- Task requirements:
The records below hold pictures; please leave those out and retype the rest exactly.

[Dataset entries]
──────────────────────────────
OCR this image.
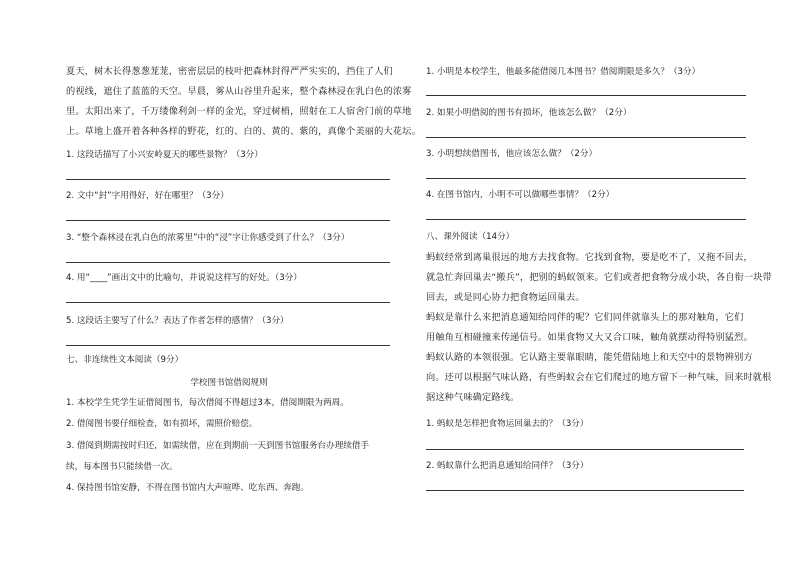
夏天，树木长得葱葱茏茏，密密层层的枝叶把森林封得严严实实的，挡住了人们
的视线，遮住了蓝蓝的天空。早晨，雾从山谷里升起来，整个森林浸在乳白色的浓雾
里。太阳出来了，千万缕像利剑一样的金光，穿过树梢，照射在工人宿舍门前的草地
上。草地上盛开着各种各样的野花，红的、白的、黄的、紫的，真像个美丽的大花坛。
1. 这段话描写了小兴安岭夏天的哪些景物？（3分）
2. 文中“封”字用得好，好在哪里？（3分）
3. “整个森林浸在乳白色的浓雾里”中的“浸”字让你感受到了什么？（3分）
4. 用“____”画出文中的比喻句，并说说这样写的好处。（3分）
5. 这段话主要写了什么？表达了作者怎样的感情？（3分）
七、非连续性文本阅读（9分）
学校图书馆借阅规则
1. 本校学生凭学生证借阅图书，每次借阅不得超过3本，借阅期限为两周。
2. 借阅图书要仔细检查，如有损坏，需照价赔偿。
3. 借阅到期需按时归还，如需续借，应在到期前一天到图书馆服务台办理续借手
续，每本图书只能续借一次。
4. 保持图书馆安静，不得在图书馆内大声喧哗、吃东西、奔跑。
1. 小明是本校学生，他最多能借阅几本图书？借阅期限是多久？（3分）
2. 如果小明借阅的图书有损坏，他该怎么做？（2分）
3. 小明想续借图书，他应该怎么做？（2分）
4. 在图书馆内，小明不可以做哪些事情？（2分）
八、课外阅读（14分）
蚂蚁经常到离巢很远的地方去找食物。它找到食物，要是吃不了，又拖不回去，
就急忙奔回巢去“搬兵”，把别的蚂蚁领来。它们或者把食物分成小块，各自衔一块带
回去，或是同心协力把食物运回巢去。
蚂蚁是靠什么来把消息通知给同伴的呢？它们同伴就靠头上的那对触角，它们
用触角互相碰撞来传递信号。如果食物又大又合口味，触角就摆动得特别猛烈。
蚂蚁认路的本领很强。它认路主要靠眼睛，能凭借陆地上和天空中的景物辨别方
向。还可以根据气味认路，有些蚂蚁会在它们爬过的地方留下一种气味，回来时就根
据这种气味确定路线。
1. 蚂蚁是怎样把食物运回巢去的？（3分）
2. 蚂蚁靠什么把消息通知给同伴？（3分）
──────────────────────────────
- Response to the exercise:
OCR this image.
夏天，树木长得葱葱茏茏，密密层层的枝叶把森林封得严严实实的，挡住了人们
的视线，遮住了蓝蓝的天空。早晨，雾从山谷里升起来，整个森林浸在乳白色的浓雾
里。太阳出来了，千万缕像利剑一样的金光，穿过树梢，照射在工人宿舍门前的草地
上。草地上盛开着各种各样的野花，红的、白的、黄的、紫的，真像个美丽的大花坛。
1. 这段话描写了小兴安岭夏天的哪些景物？（3分）
2. 文中“封”字用得好，好在哪里？（3分）
3. “整个森林浸在乳白色的浓雾里”中的“浸”字让你感受到了什么？（3分）
4. 用“____”画出文中的比喻句，并说说这样写的好处。（3分）
5. 这段话主要写了什么？表达了作者怎样的感情？（3分）
七、非连续性文本阅读（9分）
学校图书馆借阅规则
1. 本校学生凭学生证借阅图书，每次借阅不得超过3本，借阅期限为两周。
2. 借阅图书要仔细检查，如有损坏，需照价赔偿。
3. 借阅到期需按时归还，如需续借，应在到期前一天到图书馆服务台办理续借手
续，每本图书只能续借一次。
4. 保持图书馆安静，不得在图书馆内大声喧哗、吃东西、奔跑。
1. 小明是本校学生，他最多能借阅几本图书？借阅期限是多久？（3分）
2. 如果小明借阅的图书有损坏，他该怎么做？（2分）
3. 小明想续借图书，他应该怎么做？（2分）
4. 在图书馆内，小明不可以做哪些事情？（2分）
八、课外阅读（14分）
蚂蚁经常到离巢很远的地方去找食物。它找到食物，要是吃不了，又拖不回去，
就急忙奔回巢去“搬兵”，把别的蚂蚁领来。它们或者把食物分成小块，各自衔一块带
回去，或是同心协力把食物运回巢去。
蚂蚁是靠什么来把消息通知给同伴的呢？它们同伴就靠头上的那对触角，它们
用触角互相碰撞来传递信号。如果食物又大又合口味，触角就摆动得特别猛烈。
蚂蚁认路的本领很强。它认路主要靠眼睛，能凭借陆地上和天空中的景物辨别方
向。还可以根据气味认路，有些蚂蚁会在它们爬过的地方留下一种气味，回来时就根
据这种气味确定路线。
1. 蚂蚁是怎样把食物运回巢去的？（3分）
2. 蚂蚁靠什么把消息通知给同伴？（3分）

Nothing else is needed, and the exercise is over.